→ **Dataset excerpts**:

++++++++

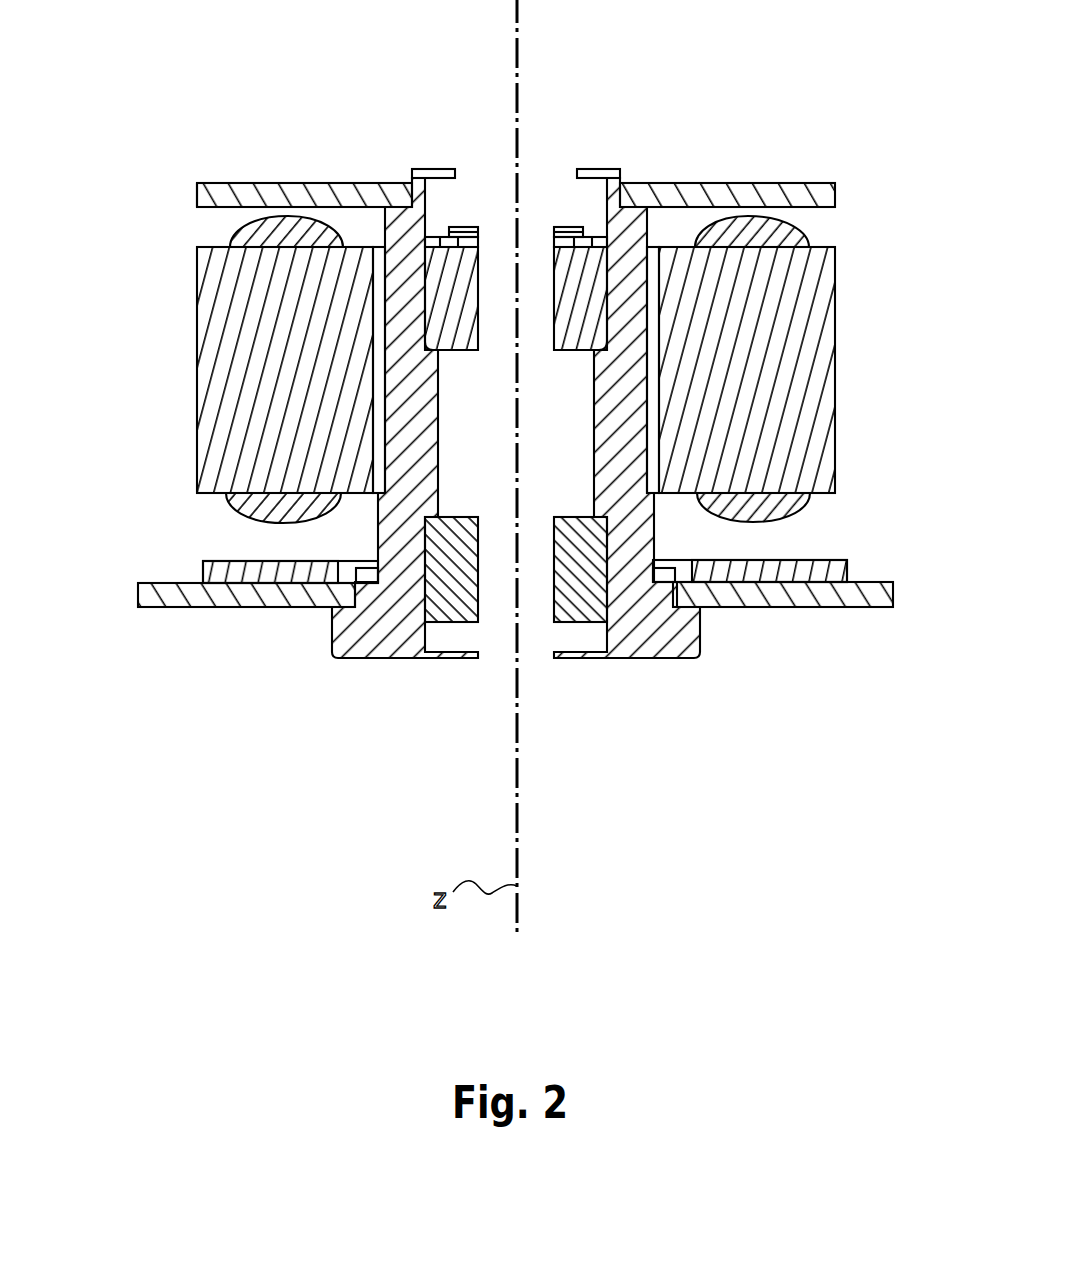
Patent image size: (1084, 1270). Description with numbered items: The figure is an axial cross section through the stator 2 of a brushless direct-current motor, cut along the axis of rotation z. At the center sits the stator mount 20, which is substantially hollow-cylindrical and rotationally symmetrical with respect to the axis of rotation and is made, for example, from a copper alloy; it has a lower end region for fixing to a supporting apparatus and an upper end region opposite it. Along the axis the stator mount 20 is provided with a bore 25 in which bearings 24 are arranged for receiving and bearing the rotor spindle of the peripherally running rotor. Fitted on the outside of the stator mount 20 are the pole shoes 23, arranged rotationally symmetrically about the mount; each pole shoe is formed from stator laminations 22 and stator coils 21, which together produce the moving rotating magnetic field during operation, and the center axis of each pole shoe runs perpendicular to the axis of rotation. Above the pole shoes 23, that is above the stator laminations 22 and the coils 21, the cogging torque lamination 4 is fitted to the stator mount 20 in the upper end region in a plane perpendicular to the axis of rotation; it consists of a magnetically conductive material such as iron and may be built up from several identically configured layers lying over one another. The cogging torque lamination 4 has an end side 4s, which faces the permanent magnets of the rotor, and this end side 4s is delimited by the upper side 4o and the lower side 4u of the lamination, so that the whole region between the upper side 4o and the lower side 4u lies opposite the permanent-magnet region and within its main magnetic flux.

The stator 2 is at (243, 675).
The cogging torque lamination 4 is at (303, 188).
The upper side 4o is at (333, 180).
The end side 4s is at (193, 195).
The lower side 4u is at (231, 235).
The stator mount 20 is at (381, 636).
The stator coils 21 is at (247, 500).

++++++++

→ **Exercise brief**: Turn every line of the material into a JSON list of strings, one string per line and no entries for blank lines. Leave the pictures out of the answer.

→ **Response to this exercise**:
[
  "Patent image size: (1084, 1270). Description with numbered items: The figure is an axial cross section through the stator 2 of a brushless direct-current motor, cut along the axis of rotation z. At the center sits the stator mount 20, which is substantially hollow-cylindrical and rotationally symmetrical with respect to the axis of rotation and is made, for example, from a copper alloy; it has a lower end region for fixing to a supporting apparatus and an upper end region opposite it. Along the axis the stator mount 20 is provided with a bore 25 in which bearings 24 are arranged for receiving and bearing the rotor spindle of the peripherally running rotor. Fitted on the outside of the stator mount 20 are the pole shoes 23, arranged rotationally symmetrically about the mount; each pole shoe is formed from stator laminations 22 and stator coils 21, which together produce the moving rotating magnetic field during operation, and the center axis of each pole shoe runs perpendicular to the axis of rotation. Above the pole shoes 23, that is above the stator laminations 22 and the coils 21, the cogging torque lamination 4 is fitted to the stator mount 20 in the upper end region in a plane perpendicular to the axis of rotation; it consists of a magnetically conductive material such as iron and may be built up from several identically configured layers lying over one another. The cogging torque lamination 4 has an end side 4s, which faces the permanent magnets of the rotor, and this end side 4s is delimited by the upper side 4o and the lower side 4u of the lamination, so that the whole region between the upper side 4o and the lower side 4u lies opposite the permanent-magnet region and within its main magnetic flux.",
  "The stator 2 is at (243, 675).",
  "The cogging torque lamination 4 is at (303, 188).",
  "The upper side 4o is at (333, 180).",
  "The end side 4s is at (193, 195).",
  "The lower side 4u is at (231, 235).",
  "The stator mount 20 is at (381, 636).",
  "The stator coils 21 is at (247, 500)."
]